*** INPUT RECORDS ***

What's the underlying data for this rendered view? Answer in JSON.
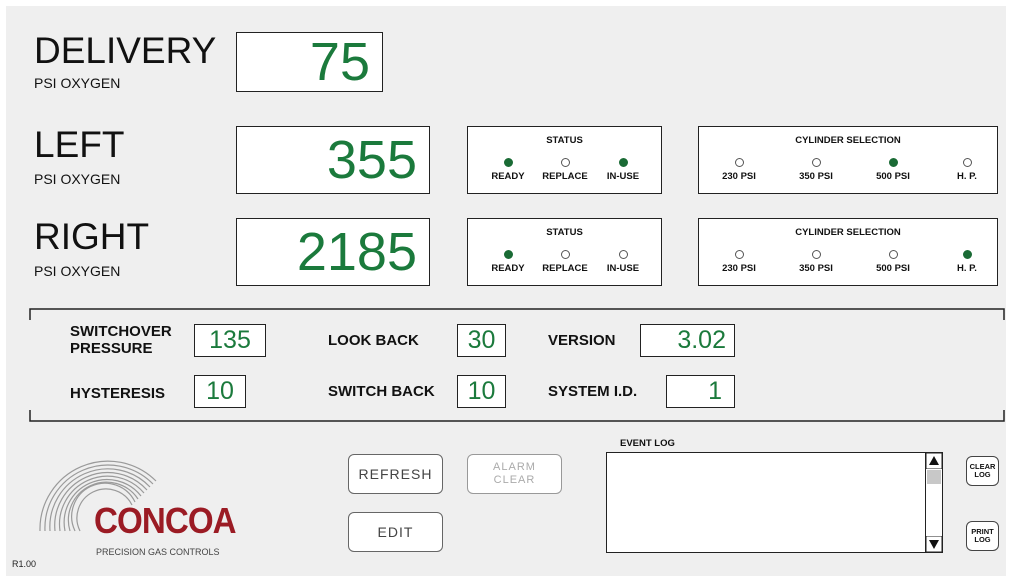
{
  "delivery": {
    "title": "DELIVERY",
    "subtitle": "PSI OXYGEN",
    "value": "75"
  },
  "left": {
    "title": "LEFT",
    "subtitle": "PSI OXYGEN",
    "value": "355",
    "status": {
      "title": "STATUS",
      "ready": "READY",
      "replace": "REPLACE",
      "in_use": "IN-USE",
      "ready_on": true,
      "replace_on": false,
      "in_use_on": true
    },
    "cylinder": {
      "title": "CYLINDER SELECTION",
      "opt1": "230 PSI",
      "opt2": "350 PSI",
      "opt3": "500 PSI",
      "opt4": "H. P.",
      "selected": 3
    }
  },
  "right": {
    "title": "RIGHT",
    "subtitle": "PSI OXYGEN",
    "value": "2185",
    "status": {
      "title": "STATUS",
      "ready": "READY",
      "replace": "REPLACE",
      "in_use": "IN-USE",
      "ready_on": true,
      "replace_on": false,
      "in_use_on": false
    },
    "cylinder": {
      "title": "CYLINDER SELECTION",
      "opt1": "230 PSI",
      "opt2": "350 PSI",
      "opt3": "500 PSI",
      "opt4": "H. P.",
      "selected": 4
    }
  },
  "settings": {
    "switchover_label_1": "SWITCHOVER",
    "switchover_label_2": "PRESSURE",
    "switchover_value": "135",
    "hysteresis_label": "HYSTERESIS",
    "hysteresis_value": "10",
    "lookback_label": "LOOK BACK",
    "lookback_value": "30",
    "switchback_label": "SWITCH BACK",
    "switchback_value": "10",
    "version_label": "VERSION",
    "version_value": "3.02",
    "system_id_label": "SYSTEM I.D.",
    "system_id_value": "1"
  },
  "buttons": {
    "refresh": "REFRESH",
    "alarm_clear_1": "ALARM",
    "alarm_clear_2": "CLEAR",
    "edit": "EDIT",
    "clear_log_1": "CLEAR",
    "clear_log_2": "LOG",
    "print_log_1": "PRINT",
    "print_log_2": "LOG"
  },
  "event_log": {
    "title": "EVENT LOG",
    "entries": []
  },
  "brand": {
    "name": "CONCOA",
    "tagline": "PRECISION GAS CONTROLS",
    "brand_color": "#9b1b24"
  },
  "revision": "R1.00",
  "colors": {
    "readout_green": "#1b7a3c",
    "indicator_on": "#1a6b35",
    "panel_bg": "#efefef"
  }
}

***

▶ _GIVEN INSTRUCTION_: Repeat the data exactly, without the pictures.

▶ _WRITTEN ANSWER_:
What's the underlying data for this rendered view? Answer in JSON.
{
  "delivery": {
    "title": "DELIVERY",
    "subtitle": "PSI OXYGEN",
    "value": "75"
  },
  "left": {
    "title": "LEFT",
    "subtitle": "PSI OXYGEN",
    "value": "355",
    "status": {
      "title": "STATUS",
      "ready": "READY",
      "replace": "REPLACE",
      "in_use": "IN-USE",
      "ready_on": true,
      "replace_on": false,
      "in_use_on": true
    },
    "cylinder": {
      "title": "CYLINDER SELECTION",
      "opt1": "230 PSI",
      "opt2": "350 PSI",
      "opt3": "500 PSI",
      "opt4": "H. P.",
      "selected": 3
    }
  },
  "right": {
    "title": "RIGHT",
    "subtitle": "PSI OXYGEN",
    "value": "2185",
    "status": {
      "title": "STATUS",
      "ready": "READY",
      "replace": "REPLACE",
      "in_use": "IN-USE",
      "ready_on": true,
      "replace_on": false,
      "in_use_on": false
    },
    "cylinder": {
      "title": "CYLINDER SELECTION",
      "opt1": "230 PSI",
      "opt2": "350 PSI",
      "opt3": "500 PSI",
      "opt4": "H. P.",
      "selected": 4
    }
  },
  "settings": {
    "switchover_label_1": "SWITCHOVER",
    "switchover_label_2": "PRESSURE",
    "switchover_value": "135",
    "hysteresis_label": "HYSTERESIS",
    "hysteresis_value": "10",
    "lookback_label": "LOOK BACK",
    "lookback_value": "30",
    "switchback_label": "SWITCH BACK",
    "switchback_value": "10",
    "version_label": "VERSION",
    "version_value": "3.02",
    "system_id_label": "SYSTEM I.D.",
    "system_id_value": "1"
  },
  "buttons": {
    "refresh": "REFRESH",
    "alarm_clear_1": "ALARM",
    "alarm_clear_2": "CLEAR",
    "edit": "EDIT",
    "clear_log_1": "CLEAR",
    "clear_log_2": "LOG",
    "print_log_1": "PRINT",
    "print_log_2": "LOG"
  },
  "event_log": {
    "title": "EVENT LOG",
    "entries": []
  },
  "brand": {
    "name": "CONCOA",
    "tagline": "PRECISION GAS CONTROLS",
    "brand_color": "#9b1b24"
  },
  "revision": "R1.00",
  "colors": {
    "readout_green": "#1b7a3c",
    "indicator_on": "#1a6b35",
    "panel_bg": "#efefef"
  }
}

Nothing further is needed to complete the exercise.